**Your goal:** Copy each line below in which the string "jawab" occurs.

(Extracted records)
--- --- ---

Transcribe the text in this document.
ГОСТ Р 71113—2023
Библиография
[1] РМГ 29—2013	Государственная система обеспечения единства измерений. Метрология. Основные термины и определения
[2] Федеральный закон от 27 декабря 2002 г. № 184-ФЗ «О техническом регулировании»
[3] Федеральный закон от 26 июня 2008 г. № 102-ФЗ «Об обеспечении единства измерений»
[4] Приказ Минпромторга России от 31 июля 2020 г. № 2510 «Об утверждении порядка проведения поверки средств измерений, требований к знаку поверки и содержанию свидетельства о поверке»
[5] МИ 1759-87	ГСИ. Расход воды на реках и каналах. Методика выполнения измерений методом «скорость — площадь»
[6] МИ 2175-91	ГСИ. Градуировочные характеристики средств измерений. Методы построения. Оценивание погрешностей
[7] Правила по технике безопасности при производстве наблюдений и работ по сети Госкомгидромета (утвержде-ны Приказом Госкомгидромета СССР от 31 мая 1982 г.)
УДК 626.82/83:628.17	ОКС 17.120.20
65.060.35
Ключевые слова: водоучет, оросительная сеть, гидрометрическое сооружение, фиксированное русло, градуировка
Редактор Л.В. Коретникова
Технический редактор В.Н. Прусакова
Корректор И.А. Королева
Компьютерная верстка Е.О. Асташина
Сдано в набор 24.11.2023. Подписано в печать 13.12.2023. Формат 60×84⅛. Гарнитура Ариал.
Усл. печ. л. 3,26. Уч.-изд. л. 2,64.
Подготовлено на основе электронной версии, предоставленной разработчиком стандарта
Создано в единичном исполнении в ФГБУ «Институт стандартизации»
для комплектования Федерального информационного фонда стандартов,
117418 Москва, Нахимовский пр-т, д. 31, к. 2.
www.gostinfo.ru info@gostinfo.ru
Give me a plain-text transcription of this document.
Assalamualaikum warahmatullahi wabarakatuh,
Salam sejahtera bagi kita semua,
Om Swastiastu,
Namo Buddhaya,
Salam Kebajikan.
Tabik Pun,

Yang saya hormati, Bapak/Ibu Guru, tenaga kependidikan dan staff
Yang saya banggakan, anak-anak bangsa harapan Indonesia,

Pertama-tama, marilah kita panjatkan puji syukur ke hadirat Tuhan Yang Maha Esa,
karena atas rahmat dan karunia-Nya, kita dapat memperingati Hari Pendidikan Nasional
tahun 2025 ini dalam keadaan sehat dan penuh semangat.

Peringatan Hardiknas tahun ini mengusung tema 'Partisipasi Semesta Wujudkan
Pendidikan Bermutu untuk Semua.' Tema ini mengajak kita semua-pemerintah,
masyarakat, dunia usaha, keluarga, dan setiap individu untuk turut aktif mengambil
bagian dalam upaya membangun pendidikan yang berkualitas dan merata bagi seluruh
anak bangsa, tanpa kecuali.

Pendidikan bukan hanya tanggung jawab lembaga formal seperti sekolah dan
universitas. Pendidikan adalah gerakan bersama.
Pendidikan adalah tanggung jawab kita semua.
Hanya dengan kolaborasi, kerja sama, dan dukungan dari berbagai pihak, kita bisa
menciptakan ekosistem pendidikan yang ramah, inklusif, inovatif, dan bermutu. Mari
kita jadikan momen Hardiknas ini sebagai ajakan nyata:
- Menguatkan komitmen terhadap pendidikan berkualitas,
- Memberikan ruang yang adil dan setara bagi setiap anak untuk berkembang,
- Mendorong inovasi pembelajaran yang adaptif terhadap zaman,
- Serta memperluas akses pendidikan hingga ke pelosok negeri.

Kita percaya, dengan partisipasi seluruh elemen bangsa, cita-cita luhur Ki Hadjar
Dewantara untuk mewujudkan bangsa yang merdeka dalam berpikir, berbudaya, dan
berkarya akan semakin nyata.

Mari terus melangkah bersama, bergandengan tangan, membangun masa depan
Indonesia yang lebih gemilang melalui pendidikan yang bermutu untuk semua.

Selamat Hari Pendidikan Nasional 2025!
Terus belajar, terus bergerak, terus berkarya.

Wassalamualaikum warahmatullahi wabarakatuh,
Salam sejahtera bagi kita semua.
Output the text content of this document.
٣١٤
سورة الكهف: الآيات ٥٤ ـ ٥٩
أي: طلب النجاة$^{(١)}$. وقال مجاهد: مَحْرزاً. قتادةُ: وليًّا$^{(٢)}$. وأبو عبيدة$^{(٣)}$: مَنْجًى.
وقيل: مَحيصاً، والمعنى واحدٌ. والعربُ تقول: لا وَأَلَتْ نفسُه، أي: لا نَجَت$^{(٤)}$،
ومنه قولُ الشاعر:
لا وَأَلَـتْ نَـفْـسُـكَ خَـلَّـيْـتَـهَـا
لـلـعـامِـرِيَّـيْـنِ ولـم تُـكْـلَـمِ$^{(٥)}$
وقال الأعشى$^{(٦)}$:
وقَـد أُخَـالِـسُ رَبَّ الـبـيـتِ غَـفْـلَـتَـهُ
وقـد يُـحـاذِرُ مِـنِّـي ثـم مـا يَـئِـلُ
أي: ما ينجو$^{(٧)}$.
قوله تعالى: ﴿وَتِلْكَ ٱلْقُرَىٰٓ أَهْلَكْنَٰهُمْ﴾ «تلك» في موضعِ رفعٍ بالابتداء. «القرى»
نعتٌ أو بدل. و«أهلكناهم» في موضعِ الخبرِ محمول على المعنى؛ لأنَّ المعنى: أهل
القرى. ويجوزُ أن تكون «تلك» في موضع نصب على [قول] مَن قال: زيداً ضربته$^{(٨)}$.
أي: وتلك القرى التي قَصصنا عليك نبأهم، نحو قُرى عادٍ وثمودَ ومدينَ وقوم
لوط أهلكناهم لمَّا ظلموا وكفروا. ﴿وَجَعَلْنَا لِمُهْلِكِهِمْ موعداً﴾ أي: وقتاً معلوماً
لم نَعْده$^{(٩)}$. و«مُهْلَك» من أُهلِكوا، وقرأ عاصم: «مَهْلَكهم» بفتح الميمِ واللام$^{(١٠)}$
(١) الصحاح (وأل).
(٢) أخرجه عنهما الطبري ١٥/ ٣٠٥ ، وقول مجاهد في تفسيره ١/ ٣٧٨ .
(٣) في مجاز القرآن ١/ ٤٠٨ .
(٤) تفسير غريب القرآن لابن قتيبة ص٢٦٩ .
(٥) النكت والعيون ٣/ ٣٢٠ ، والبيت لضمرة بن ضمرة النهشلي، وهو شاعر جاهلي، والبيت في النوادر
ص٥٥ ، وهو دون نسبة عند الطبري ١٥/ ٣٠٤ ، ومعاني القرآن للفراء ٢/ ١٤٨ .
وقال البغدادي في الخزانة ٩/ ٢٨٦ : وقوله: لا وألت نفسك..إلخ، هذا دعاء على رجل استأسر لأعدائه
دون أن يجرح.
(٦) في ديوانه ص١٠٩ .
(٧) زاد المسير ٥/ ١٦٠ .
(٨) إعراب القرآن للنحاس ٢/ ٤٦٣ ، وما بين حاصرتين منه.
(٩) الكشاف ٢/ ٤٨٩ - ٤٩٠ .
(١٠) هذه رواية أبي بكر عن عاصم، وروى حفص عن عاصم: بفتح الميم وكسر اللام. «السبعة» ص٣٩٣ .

--- --- ---

**Worked solution:**
Pendidikan bukan hanya tanggung jawab lembaga formal seperti sekolah dan
Pendidikan adalah tanggung jawab kita semua.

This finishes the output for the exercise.